Data excerpts
◆ ◆ ◆

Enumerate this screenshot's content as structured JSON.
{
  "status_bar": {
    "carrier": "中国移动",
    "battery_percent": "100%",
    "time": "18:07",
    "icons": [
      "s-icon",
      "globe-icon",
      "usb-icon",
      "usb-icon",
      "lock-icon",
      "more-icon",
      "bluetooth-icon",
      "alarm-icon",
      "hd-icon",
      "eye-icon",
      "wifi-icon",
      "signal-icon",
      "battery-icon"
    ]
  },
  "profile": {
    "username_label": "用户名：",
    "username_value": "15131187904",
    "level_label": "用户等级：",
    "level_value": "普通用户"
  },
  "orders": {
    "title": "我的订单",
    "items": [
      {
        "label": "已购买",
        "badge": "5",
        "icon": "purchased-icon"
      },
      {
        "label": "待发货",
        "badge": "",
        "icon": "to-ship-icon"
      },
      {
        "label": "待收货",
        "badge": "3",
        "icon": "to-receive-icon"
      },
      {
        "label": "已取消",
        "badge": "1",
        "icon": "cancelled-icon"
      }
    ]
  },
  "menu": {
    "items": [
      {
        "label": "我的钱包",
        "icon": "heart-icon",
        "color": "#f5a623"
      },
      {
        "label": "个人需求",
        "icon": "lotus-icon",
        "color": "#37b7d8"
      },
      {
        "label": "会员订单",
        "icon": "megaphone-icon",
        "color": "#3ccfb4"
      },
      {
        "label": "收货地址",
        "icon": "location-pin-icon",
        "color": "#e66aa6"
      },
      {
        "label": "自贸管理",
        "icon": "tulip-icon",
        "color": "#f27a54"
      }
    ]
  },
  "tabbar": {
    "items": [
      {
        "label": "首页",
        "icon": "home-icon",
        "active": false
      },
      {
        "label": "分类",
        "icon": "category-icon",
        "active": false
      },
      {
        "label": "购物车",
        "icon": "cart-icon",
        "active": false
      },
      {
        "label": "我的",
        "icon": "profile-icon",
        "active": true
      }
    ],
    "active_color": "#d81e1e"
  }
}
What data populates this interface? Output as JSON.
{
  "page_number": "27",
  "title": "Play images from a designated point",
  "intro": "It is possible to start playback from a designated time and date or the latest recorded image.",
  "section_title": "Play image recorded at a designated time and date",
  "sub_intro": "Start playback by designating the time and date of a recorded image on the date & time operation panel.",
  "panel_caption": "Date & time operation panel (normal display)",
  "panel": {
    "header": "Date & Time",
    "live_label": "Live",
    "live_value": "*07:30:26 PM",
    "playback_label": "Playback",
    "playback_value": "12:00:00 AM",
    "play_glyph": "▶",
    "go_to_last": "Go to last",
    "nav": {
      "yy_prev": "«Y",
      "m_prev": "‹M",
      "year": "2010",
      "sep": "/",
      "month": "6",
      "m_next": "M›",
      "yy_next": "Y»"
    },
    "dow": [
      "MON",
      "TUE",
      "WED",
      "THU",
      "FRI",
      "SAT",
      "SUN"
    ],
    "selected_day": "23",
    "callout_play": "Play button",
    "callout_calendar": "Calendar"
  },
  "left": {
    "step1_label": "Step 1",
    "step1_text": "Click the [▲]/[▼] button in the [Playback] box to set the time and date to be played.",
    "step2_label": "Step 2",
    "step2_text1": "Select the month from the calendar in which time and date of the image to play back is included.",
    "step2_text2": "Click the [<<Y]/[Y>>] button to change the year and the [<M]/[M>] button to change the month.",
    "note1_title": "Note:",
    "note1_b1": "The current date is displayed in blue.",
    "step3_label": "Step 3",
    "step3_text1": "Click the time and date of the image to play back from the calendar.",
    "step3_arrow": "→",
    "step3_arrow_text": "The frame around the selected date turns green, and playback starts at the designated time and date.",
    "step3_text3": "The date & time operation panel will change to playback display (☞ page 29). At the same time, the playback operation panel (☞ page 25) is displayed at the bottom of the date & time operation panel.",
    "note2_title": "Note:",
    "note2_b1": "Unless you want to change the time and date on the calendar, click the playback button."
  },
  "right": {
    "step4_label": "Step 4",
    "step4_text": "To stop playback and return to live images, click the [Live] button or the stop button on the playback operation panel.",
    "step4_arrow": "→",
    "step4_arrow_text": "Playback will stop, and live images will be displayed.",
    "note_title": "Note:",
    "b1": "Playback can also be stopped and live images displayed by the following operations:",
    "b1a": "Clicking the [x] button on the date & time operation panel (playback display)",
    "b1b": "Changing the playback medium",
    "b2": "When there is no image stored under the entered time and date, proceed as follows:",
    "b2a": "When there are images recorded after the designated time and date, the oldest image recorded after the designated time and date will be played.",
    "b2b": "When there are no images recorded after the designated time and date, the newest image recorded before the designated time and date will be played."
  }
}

◆ ◆ ◆

### Exercise task
Produce an exact copy of every entry above.

### Complete output
Enumerate this screenshot's content as structured JSON.
{
  "status_bar": {
    "carrier": "中国移动",
    "battery_percent": "100%",
    "time": "18:07",
    "icons": [
      "s-icon",
      "globe-icon",
      "usb-icon",
      "usb-icon",
      "lock-icon",
      "more-icon",
      "bluetooth-icon",
      "alarm-icon",
      "hd-icon",
      "eye-icon",
      "wifi-icon",
      "signal-icon",
      "battery-icon"
    ]
  },
  "profile": {
    "username_label": "用户名：",
    "username_value": "15131187904",
    "level_label": "用户等级：",
    "level_value": "普通用户"
  },
  "orders": {
    "title": "我的订单",
    "items": [
      {
        "label": "已购买",
        "badge": "5",
        "icon": "purchased-icon"
      },
      {
        "label": "待发货",
        "badge": "",
        "icon": "to-ship-icon"
      },
      {
        "label": "待收货",
        "badge": "3",
        "icon": "to-receive-icon"
      },
      {
        "label": "已取消",
        "badge": "1",
        "icon": "cancelled-icon"
      }
    ]
  },
  "menu": {
    "items": [
      {
        "label": "我的钱包",
        "icon": "heart-icon",
        "color": "#f5a623"
      },
      {
        "label": "个人需求",
        "icon": "lotus-icon",
        "color": "#37b7d8"
      },
      {
        "label": "会员订单",
        "icon": "megaphone-icon",
        "color": "#3ccfb4"
      },
      {
        "label": "收货地址",
        "icon": "location-pin-icon",
        "color": "#e66aa6"
      },
      {
        "label": "自贸管理",
        "icon": "tulip-icon",
        "color": "#f27a54"
      }
    ]
  },
  "tabbar": {
    "items": [
      {
        "label": "首页",
        "icon": "home-icon",
        "active": false
      },
      {
        "label": "分类",
        "icon": "category-icon",
        "active": false
      },
      {
        "label": "购物车",
        "icon": "cart-icon",
        "active": false
      },
      {
        "label": "我的",
        "icon": "profile-icon",
        "active": true
      }
    ],
    "active_color": "#d81e1e"
  }
}
What data populates this interface? Output as JSON.
{
  "page_number": "27",
  "title": "Play images from a designated point",
  "intro": "It is possible to start playback from a designated time and date or the latest recorded image.",
  "section_title": "Play image recorded at a designated time and date",
  "sub_intro": "Start playback by designating the time and date of a recorded image on the date & time operation panel.",
  "panel_caption": "Date & time operation panel (normal display)",
  "panel": {
    "header": "Date & Time",
    "live_label": "Live",
    "live_value": "*07:30:26 PM",
    "playback_label": "Playback",
    "playback_value": "12:00:00 AM",
    "play_glyph": "▶",
    "go_to_last": "Go to last",
    "nav": {
      "yy_prev": "«Y",
      "m_prev": "‹M",
      "year": "2010",
      "sep": "/",
      "month": "6",
      "m_next": "M›",
      "yy_next": "Y»"
    },
    "dow": [
      "MON",
      "TUE",
      "WED",
      "THU",
      "FRI",
      "SAT",
      "SUN"
    ],
    "selected_day": "23",
    "callout_play": "Play button",
    "callout_calendar": "Calendar"
  },
  "left": {
    "step1_label": "Step 1",
    "step1_text": "Click the [▲]/[▼] button in the [Playback] box to set the time and date to be played.",
    "step2_label": "Step 2",
    "step2_text1": "Select the month from the calendar in which time and date of the image to play back is included.",
    "step2_text2": "Click the [<<Y]/[Y>>] button to change the year and the [<M]/[M>] button to change the month.",
    "note1_title": "Note:",
    "note1_b1": "The current date is displayed in blue.",
    "step3_label": "Step 3",
    "step3_text1": "Click the time and date of the image to play back from the calendar.",
    "step3_arrow": "→",
    "step3_arrow_text": "The frame around the selected date turns green, and playback starts at the designated time and date.",
    "step3_text3": "The date & time operation panel will change to playback display (☞ page 29). At the same time, the playback operation panel (☞ page 25) is displayed at the bottom of the date & time operation panel.",
    "note2_title": "Note:",
    "note2_b1": "Unless you want to change the time and date on the calendar, click the playback button."
  },
  "right": {
    "step4_label": "Step 4",
    "step4_text": "To stop playback and return to live images, click the [Live] button or the stop button on the playback operation panel.",
    "step4_arrow": "→",
    "step4_arrow_text": "Playback will stop, and live images will be displayed.",
    "note_title": "Note:",
    "b1": "Playback can also be stopped and live images displayed by the following operations:",
    "b1a": "Clicking the [x] button on the date & time operation panel (playback display)",
    "b1b": "Changing the playback medium",
    "b2": "When there is no image stored under the entered time and date, proceed as follows:",
    "b2a": "When there are images recorded after the designated time and date, the oldest image recorded after the designated time and date will be played.",
    "b2b": "When there are no images recorded after the designated time and date, the newest image recorded before the designated time and date will be played."
  }
}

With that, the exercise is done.